From the listing below, pull out all lines with "دارالترجمه" in them.

________________

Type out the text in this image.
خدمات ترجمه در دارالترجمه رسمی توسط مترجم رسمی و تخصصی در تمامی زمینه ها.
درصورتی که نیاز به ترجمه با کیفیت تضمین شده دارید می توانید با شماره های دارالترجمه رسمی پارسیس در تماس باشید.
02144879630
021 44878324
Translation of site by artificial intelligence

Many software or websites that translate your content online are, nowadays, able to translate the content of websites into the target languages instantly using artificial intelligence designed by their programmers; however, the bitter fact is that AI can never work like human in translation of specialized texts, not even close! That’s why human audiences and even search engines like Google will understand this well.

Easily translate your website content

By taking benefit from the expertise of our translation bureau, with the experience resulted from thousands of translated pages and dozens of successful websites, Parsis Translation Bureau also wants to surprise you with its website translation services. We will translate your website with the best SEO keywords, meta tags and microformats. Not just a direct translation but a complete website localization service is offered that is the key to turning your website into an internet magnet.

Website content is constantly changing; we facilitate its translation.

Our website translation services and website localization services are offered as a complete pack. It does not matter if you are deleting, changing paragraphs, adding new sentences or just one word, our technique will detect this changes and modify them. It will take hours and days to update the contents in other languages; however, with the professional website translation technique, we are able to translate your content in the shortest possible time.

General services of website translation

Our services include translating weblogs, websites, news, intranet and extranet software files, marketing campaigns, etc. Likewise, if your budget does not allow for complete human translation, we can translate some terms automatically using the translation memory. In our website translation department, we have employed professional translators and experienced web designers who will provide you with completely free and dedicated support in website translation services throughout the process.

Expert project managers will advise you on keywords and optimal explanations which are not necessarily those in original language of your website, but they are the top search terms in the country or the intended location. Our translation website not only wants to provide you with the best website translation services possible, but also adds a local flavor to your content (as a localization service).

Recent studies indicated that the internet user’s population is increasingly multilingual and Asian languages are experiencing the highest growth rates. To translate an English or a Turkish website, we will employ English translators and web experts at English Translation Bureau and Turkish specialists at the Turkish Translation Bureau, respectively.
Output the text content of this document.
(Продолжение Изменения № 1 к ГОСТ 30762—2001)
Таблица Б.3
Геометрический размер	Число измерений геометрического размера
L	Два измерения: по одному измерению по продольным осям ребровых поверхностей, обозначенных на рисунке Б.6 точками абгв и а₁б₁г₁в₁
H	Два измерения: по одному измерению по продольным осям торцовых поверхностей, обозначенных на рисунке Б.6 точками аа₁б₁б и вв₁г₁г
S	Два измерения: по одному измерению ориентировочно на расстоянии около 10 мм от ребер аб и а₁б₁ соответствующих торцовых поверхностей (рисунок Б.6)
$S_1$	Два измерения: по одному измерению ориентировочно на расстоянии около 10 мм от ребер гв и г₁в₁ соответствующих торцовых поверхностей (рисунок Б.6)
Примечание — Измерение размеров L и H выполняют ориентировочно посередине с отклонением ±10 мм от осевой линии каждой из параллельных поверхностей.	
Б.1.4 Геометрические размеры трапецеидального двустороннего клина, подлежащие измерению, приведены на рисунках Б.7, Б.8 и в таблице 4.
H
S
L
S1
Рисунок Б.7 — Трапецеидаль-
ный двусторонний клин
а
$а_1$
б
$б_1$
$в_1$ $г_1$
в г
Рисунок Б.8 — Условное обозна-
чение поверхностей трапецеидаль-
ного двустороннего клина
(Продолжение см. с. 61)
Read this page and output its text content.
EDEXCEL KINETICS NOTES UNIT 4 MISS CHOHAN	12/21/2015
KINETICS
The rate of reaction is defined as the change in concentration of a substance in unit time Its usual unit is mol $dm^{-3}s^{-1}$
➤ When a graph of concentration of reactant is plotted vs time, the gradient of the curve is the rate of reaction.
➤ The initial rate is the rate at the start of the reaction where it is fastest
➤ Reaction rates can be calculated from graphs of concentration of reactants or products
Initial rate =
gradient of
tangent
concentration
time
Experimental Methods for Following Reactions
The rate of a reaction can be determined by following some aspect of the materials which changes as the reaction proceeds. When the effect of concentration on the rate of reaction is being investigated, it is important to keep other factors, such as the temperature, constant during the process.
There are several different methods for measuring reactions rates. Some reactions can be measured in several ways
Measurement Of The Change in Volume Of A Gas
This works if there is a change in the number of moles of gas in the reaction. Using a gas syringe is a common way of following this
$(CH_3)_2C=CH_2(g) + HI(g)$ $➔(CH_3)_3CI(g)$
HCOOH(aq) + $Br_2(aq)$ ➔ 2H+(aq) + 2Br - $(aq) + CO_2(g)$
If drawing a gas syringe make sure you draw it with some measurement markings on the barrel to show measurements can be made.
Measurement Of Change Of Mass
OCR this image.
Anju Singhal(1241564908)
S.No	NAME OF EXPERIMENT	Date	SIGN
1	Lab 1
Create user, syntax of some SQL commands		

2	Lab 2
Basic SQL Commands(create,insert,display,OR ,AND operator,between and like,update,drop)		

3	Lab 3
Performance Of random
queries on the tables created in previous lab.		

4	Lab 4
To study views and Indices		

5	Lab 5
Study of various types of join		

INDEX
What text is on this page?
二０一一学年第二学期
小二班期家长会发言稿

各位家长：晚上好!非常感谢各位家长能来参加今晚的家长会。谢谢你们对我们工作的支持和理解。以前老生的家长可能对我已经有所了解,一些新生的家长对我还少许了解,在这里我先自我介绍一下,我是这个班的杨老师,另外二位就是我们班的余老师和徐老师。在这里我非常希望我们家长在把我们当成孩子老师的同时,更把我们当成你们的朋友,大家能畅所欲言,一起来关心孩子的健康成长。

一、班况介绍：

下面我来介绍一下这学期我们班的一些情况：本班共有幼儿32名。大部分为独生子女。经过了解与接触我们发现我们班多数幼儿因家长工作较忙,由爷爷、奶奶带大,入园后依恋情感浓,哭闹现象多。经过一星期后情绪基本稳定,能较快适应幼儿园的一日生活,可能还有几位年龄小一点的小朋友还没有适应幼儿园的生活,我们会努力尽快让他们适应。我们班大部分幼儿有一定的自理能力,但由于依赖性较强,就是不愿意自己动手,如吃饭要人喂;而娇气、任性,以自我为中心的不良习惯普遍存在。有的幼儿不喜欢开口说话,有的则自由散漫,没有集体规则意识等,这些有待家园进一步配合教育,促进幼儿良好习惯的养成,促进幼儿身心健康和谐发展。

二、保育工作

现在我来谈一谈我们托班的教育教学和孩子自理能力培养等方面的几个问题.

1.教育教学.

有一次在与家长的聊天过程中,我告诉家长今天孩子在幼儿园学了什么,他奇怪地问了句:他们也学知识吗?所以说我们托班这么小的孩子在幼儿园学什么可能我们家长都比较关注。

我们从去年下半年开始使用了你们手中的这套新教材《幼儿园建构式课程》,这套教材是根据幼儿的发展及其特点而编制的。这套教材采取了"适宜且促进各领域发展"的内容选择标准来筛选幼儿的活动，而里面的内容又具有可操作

________________

THE RESULT:
خدمات ترجمه در دارالترجمه رسمی توسط مترجم رسمی و تخصصی در تمامی زمینه ها.
درصورتی که نیاز به ترجمه با کیفیت تضمین شده دارید می توانید با شماره های دارالترجمه رسمی پارسیس در تماس باشید.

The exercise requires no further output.